*** Begin section ***
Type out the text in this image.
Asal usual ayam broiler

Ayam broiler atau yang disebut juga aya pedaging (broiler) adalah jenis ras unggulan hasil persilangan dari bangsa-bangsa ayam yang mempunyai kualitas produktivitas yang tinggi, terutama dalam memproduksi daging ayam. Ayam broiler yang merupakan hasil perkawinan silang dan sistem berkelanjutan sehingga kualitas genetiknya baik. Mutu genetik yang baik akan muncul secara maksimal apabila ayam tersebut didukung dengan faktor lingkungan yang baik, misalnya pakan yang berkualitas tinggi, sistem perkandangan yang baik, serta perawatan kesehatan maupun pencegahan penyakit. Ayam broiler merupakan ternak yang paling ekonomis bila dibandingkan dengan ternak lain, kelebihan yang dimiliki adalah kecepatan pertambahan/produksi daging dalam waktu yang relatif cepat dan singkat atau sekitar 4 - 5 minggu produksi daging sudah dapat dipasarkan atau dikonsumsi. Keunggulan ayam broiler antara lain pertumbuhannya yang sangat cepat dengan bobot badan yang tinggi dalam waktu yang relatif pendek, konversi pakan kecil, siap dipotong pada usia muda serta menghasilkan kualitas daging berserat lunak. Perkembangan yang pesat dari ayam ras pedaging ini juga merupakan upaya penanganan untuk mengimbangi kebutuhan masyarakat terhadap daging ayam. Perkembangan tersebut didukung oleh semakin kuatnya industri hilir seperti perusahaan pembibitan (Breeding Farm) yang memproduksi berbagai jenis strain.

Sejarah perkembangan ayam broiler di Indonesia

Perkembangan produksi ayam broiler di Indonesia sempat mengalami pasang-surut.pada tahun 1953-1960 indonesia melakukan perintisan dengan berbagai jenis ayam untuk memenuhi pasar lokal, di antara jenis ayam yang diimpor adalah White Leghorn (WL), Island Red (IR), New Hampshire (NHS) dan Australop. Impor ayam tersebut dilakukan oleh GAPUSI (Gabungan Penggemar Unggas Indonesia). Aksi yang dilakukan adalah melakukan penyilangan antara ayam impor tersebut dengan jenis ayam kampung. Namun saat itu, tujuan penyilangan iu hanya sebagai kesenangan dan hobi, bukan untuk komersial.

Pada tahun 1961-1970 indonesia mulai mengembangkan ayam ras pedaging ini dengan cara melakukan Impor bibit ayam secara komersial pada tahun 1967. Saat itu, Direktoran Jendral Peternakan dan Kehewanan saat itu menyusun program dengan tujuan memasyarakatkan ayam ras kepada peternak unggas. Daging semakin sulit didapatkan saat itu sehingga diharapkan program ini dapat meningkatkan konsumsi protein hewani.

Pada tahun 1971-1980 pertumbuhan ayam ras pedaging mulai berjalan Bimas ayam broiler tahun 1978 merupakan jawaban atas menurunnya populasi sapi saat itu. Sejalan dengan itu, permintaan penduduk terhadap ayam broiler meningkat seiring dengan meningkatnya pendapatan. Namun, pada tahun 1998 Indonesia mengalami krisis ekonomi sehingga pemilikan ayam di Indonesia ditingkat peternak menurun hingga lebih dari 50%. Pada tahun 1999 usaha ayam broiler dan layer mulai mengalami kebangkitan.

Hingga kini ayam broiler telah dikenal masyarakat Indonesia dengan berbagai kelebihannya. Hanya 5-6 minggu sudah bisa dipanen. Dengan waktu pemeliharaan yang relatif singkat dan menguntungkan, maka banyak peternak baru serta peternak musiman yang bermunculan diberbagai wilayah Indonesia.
*** End section ***
#### ASSIGNED TASK
Retype the records in their entirety, matching each one exactly.

#### FINAL ANSWER
Type out the text in this image.
Asal usual ayam broiler

Ayam broiler atau yang disebut juga aya pedaging (broiler) adalah jenis ras unggulan hasil persilangan dari bangsa-bangsa ayam yang mempunyai kualitas produktivitas yang tinggi, terutama dalam memproduksi daging ayam. Ayam broiler yang merupakan hasil perkawinan silang dan sistem berkelanjutan sehingga kualitas genetiknya baik. Mutu genetik yang baik akan muncul secara maksimal apabila ayam tersebut didukung dengan faktor lingkungan yang baik, misalnya pakan yang berkualitas tinggi, sistem perkandangan yang baik, serta perawatan kesehatan maupun pencegahan penyakit. Ayam broiler merupakan ternak yang paling ekonomis bila dibandingkan dengan ternak lain, kelebihan yang dimiliki adalah kecepatan pertambahan/produksi daging dalam waktu yang relatif cepat dan singkat atau sekitar 4 - 5 minggu produksi daging sudah dapat dipasarkan atau dikonsumsi. Keunggulan ayam broiler antara lain pertumbuhannya yang sangat cepat dengan bobot badan yang tinggi dalam waktu yang relatif pendek, konversi pakan kecil, siap dipotong pada usia muda serta menghasilkan kualitas daging berserat lunak. Perkembangan yang pesat dari ayam ras pedaging ini juga merupakan upaya penanganan untuk mengimbangi kebutuhan masyarakat terhadap daging ayam. Perkembangan tersebut didukung oleh semakin kuatnya industri hilir seperti perusahaan pembibitan (Breeding Farm) yang memproduksi berbagai jenis strain.

Sejarah perkembangan ayam broiler di Indonesia

Perkembangan produksi ayam broiler di Indonesia sempat mengalami pasang-surut.pada tahun 1953-1960 indonesia melakukan perintisan dengan berbagai jenis ayam untuk memenuhi pasar lokal, di antara jenis ayam yang diimpor adalah White Leghorn (WL), Island Red (IR), New Hampshire (NHS) dan Australop. Impor ayam tersebut dilakukan oleh GAPUSI (Gabungan Penggemar Unggas Indonesia). Aksi yang dilakukan adalah melakukan penyilangan antara ayam impor tersebut dengan jenis ayam kampung. Namun saat itu, tujuan penyilangan iu hanya sebagai kesenangan dan hobi, bukan untuk komersial.

Pada tahun 1961-1970 indonesia mulai mengembangkan ayam ras pedaging ini dengan cara melakukan Impor bibit ayam secara komersial pada tahun 1967. Saat itu, Direktoran Jendral Peternakan dan Kehewanan saat itu menyusun program dengan tujuan memasyarakatkan ayam ras kepada peternak unggas. Daging semakin sulit didapatkan saat itu sehingga diharapkan program ini dapat meningkatkan konsumsi protein hewani.

Pada tahun 1971-1980 pertumbuhan ayam ras pedaging mulai berjalan Bimas ayam broiler tahun 1978 merupakan jawaban atas menurunnya populasi sapi saat itu. Sejalan dengan itu, permintaan penduduk terhadap ayam broiler meningkat seiring dengan meningkatnya pendapatan. Namun, pada tahun 1998 Indonesia mengalami krisis ekonomi sehingga pemilikan ayam di Indonesia ditingkat peternak menurun hingga lebih dari 50%. Pada tahun 1999 usaha ayam broiler dan layer mulai mengalami kebangkitan.

Hingga kini ayam broiler telah dikenal masyarakat Indonesia dengan berbagai kelebihannya. Hanya 5-6 minggu sudah bisa dipanen. Dengan waktu pemeliharaan yang relatif singkat dan menguntungkan, maka banyak peternak baru serta peternak musiman yang bermunculan diberbagai wilayah Indonesia.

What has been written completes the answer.